# WHAT YOU HAVE TO DO
What is needed is an exact printout of all the data.

··· LISTED RECORDS

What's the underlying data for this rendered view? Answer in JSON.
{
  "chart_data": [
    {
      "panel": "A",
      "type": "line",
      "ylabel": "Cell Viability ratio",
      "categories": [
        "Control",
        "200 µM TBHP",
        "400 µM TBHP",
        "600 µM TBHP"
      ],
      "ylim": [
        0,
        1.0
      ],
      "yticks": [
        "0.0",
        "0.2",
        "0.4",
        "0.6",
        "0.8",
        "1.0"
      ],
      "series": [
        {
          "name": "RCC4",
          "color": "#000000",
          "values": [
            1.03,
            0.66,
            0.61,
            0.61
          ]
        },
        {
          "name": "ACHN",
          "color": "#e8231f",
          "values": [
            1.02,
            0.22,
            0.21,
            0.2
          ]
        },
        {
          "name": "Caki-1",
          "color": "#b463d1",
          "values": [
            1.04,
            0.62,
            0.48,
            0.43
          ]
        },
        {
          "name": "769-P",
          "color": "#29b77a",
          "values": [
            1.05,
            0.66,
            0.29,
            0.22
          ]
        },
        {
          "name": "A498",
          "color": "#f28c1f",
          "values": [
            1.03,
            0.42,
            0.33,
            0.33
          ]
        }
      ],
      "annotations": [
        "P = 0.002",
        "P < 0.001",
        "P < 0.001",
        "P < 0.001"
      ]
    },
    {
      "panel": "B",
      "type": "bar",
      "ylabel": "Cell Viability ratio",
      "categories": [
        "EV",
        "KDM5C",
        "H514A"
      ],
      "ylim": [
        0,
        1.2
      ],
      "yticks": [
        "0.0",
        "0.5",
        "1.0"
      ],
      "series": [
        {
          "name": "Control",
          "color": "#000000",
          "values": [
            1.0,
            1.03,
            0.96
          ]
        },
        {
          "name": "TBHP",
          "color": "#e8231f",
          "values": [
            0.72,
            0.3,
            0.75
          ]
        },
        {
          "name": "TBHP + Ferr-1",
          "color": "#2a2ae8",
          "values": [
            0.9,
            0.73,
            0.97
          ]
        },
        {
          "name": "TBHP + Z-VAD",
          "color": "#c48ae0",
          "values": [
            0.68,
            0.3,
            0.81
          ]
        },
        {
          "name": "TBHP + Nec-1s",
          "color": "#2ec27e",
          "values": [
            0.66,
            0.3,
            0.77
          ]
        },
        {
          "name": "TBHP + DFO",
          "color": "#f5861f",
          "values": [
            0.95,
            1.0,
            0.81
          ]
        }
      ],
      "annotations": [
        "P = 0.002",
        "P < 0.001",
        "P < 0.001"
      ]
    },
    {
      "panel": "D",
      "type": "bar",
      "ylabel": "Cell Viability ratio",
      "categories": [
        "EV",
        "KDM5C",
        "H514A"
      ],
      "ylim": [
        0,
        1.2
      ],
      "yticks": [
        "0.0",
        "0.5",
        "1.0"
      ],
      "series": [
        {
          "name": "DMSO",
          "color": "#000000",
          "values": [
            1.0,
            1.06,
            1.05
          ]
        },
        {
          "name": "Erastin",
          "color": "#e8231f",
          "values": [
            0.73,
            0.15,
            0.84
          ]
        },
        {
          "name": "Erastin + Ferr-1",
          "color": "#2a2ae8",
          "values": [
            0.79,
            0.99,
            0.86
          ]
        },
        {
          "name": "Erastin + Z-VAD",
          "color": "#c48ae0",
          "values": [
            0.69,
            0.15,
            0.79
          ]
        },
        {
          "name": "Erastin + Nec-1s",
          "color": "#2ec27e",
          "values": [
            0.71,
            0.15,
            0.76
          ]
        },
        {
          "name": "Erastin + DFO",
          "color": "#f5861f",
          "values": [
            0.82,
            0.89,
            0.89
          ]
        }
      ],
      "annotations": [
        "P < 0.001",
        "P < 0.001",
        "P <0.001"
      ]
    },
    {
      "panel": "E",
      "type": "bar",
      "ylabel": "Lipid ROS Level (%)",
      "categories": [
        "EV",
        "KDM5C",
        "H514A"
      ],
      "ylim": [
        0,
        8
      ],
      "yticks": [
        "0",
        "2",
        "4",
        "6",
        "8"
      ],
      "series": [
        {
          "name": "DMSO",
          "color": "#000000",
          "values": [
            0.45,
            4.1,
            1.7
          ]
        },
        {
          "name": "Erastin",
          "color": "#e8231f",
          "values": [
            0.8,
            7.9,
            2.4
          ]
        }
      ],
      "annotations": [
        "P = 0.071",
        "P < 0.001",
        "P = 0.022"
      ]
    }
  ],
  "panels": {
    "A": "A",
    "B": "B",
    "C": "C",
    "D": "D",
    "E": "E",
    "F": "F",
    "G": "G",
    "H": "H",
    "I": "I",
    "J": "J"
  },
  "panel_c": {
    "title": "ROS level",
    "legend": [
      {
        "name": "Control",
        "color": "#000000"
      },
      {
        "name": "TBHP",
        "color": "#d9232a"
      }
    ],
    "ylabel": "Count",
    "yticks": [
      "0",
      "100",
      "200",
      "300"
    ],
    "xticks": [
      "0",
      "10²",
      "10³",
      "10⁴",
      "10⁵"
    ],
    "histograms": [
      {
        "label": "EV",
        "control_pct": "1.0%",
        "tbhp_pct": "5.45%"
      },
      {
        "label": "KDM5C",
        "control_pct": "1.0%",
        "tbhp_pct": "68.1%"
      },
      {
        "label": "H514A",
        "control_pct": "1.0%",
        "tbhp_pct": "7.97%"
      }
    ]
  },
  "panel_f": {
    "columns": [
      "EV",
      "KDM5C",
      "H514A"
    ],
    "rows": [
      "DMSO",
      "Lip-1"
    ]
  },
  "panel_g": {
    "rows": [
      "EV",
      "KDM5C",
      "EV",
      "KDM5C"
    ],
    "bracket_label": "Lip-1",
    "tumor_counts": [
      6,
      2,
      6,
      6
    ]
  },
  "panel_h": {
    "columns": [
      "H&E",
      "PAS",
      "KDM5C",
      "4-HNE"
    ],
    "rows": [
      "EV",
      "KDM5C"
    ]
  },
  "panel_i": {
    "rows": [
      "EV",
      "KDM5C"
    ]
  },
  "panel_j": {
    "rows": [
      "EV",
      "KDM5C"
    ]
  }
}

······

# ANSWER SECTION
What's the underlying data for this rendered view? Answer in JSON.
{
  "chart_data": [
    {
      "panel": "A",
      "type": "line",
      "ylabel": "Cell Viability ratio",
      "categories": [
        "Control",
        "200 µM TBHP",
        "400 µM TBHP",
        "600 µM TBHP"
      ],
      "ylim": [
        0,
        1.0
      ],
      "yticks": [
        "0.0",
        "0.2",
        "0.4",
        "0.6",
        "0.8",
        "1.0"
      ],
      "series": [
        {
          "name": "RCC4",
          "color": "#000000",
          "values": [
            1.03,
            0.66,
            0.61,
            0.61
          ]
        },
        {
          "name": "ACHN",
          "color": "#e8231f",
          "values": [
            1.02,
            0.22,
            0.21,
            0.2
          ]
        },
        {
          "name": "Caki-1",
          "color": "#b463d1",
          "values": [
            1.04,
            0.62,
            0.48,
            0.43
          ]
        },
        {
          "name": "769-P",
          "color": "#29b77a",
          "values": [
            1.05,
            0.66,
            0.29,
            0.22
          ]
        },
        {
          "name": "A498",
          "color": "#f28c1f",
          "values": [
            1.03,
            0.42,
            0.33,
            0.33
          ]
        }
      ],
      "annotations": [
        "P = 0.002",
        "P < 0.001",
        "P < 0.001",
        "P < 0.001"
      ]
    },
    {
      "panel": "B",
      "type": "bar",
      "ylabel": "Cell Viability ratio",
      "categories": [
        "EV",
        "KDM5C",
        "H514A"
      ],
      "ylim": [
        0,
        1.2
      ],
      "yticks": [
        "0.0",
        "0.5",
        "1.0"
      ],
      "series": [
        {
          "name": "Control",
          "color": "#000000",
          "values": [
            1.0,
            1.03,
            0.96
          ]
        },
        {
          "name": "TBHP",
          "color": "#e8231f",
          "values": [
            0.72,
            0.3,
            0.75
          ]
        },
        {
          "name": "TBHP + Ferr-1",
          "color": "#2a2ae8",
          "values": [
            0.9,
            0.73,
            0.97
          ]
        },
        {
          "name": "TBHP + Z-VAD",
          "color": "#c48ae0",
          "values": [
            0.68,
            0.3,
            0.81
          ]
        },
        {
          "name": "TBHP + Nec-1s",
          "color": "#2ec27e",
          "values": [
            0.66,
            0.3,
            0.77
          ]
        },
        {
          "name": "TBHP + DFO",
          "color": "#f5861f",
          "values": [
            0.95,
            1.0,
            0.81
          ]
        }
      ],
      "annotations": [
        "P = 0.002",
        "P < 0.001",
        "P < 0.001"
      ]
    },
    {
      "panel": "D",
      "type": "bar",
      "ylabel": "Cell Viability ratio",
      "categories": [
        "EV",
        "KDM5C",
        "H514A"
      ],
      "ylim": [
        0,
        1.2
      ],
      "yticks": [
        "0.0",
        "0.5",
        "1.0"
      ],
      "series": [
        {
          "name": "DMSO",
          "color": "#000000",
          "values": [
            1.0,
            1.06,
            1.05
          ]
        },
        {
          "name": "Erastin",
          "color": "#e8231f",
          "values": [
            0.73,
            0.15,
            0.84
          ]
        },
        {
          "name": "Erastin + Ferr-1",
          "color": "#2a2ae8",
          "values": [
            0.79,
            0.99,
            0.86
          ]
        },
        {
          "name": "Erastin + Z-VAD",
          "color": "#c48ae0",
          "values": [
            0.69,
            0.15,
            0.79
          ]
        },
        {
          "name": "Erastin + Nec-1s",
          "color": "#2ec27e",
          "values": [
            0.71,
            0.15,
            0.76
          ]
        },
        {
          "name": "Erastin + DFO",
          "color": "#f5861f",
          "values": [
            0.82,
            0.89,
            0.89
          ]
        }
      ],
      "annotations": [
        "P < 0.001",
        "P < 0.001",
        "P <0.001"
      ]
    },
    {
      "panel": "E",
      "type": "bar",
      "ylabel": "Lipid ROS Level (%)",
      "categories": [
        "EV",
        "KDM5C",
        "H514A"
      ],
      "ylim": [
        0,
        8
      ],
      "yticks": [
        "0",
        "2",
        "4",
        "6",
        "8"
      ],
      "series": [
        {
          "name": "DMSO",
          "color": "#000000",
          "values": [
            0.45,
            4.1,
            1.7
          ]
        },
        {
          "name": "Erastin",
          "color": "#e8231f",
          "values": [
            0.8,
            7.9,
            2.4
          ]
        }
      ],
      "annotations": [
        "P = 0.071",
        "P < 0.001",
        "P = 0.022"
      ]
    }
  ],
  "panels": {
    "A": "A",
    "B": "B",
    "C": "C",
    "D": "D",
    "E": "E",
    "F": "F",
    "G": "G",
    "H": "H",
    "I": "I",
    "J": "J"
  },
  "panel_c": {
    "title": "ROS level",
    "legend": [
      {
        "name": "Control",
        "color": "#000000"
      },
      {
        "name": "TBHP",
        "color": "#d9232a"
      }
    ],
    "ylabel": "Count",
    "yticks": [
      "0",
      "100",
      "200",
      "300"
    ],
    "xticks": [
      "0",
      "10²",
      "10³",
      "10⁴",
      "10⁵"
    ],
    "histograms": [
      {
        "label": "EV",
        "control_pct": "1.0%",
        "tbhp_pct": "5.45%"
      },
      {
        "label": "KDM5C",
        "control_pct": "1.0%",
        "tbhp_pct": "68.1%"
      },
      {
        "label": "H514A",
        "control_pct": "1.0%",
        "tbhp_pct": "7.97%"
      }
    ]
  },
  "panel_f": {
    "columns": [
      "EV",
      "KDM5C",
      "H514A"
    ],
    "rows": [
      "DMSO",
      "Lip-1"
    ]
  },
  "panel_g": {
    "rows": [
      "EV",
      "KDM5C",
      "EV",
      "KDM5C"
    ],
    "bracket_label": "Lip-1",
    "tumor_counts": [
      6,
      2,
      6,
      6
    ]
  },
  "panel_h": {
    "columns": [
      "H&E",
      "PAS",
      "KDM5C",
      "4-HNE"
    ],
    "rows": [
      "EV",
      "KDM5C"
    ]
  },
  "panel_i": {
    "rows": [
      "EV",
      "KDM5C"
    ]
  },
  "panel_j": {
    "rows": [
      "EV",
      "KDM5C"
    ]
  }
}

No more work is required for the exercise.